[Dataset records]
Start
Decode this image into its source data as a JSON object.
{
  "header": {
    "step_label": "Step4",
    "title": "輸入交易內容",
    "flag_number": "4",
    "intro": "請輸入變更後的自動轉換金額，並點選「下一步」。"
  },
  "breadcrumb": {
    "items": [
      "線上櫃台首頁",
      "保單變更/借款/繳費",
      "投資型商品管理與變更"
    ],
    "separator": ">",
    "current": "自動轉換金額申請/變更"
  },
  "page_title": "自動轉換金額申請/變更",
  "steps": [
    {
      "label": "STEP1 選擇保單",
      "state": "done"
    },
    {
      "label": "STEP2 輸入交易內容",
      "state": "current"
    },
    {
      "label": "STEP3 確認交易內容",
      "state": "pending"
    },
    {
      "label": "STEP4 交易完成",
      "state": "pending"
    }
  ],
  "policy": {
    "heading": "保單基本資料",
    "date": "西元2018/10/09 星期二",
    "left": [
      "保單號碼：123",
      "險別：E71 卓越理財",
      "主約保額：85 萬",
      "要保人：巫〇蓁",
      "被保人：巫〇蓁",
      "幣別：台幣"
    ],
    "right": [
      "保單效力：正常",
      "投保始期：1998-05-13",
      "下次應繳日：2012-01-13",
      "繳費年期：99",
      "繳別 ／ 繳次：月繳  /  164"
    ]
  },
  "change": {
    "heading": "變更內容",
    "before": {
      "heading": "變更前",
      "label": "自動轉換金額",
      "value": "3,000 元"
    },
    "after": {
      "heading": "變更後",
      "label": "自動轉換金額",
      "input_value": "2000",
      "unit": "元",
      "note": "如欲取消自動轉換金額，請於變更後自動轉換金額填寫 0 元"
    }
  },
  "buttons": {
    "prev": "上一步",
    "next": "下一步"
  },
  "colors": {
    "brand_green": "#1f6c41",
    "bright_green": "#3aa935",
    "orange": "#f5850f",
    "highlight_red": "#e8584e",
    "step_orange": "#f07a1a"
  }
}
End
Select, from the listing, all lines that include the word "state".

      "state": "done"
      "state": "current"
      "state": "pending"
      "state": "pending"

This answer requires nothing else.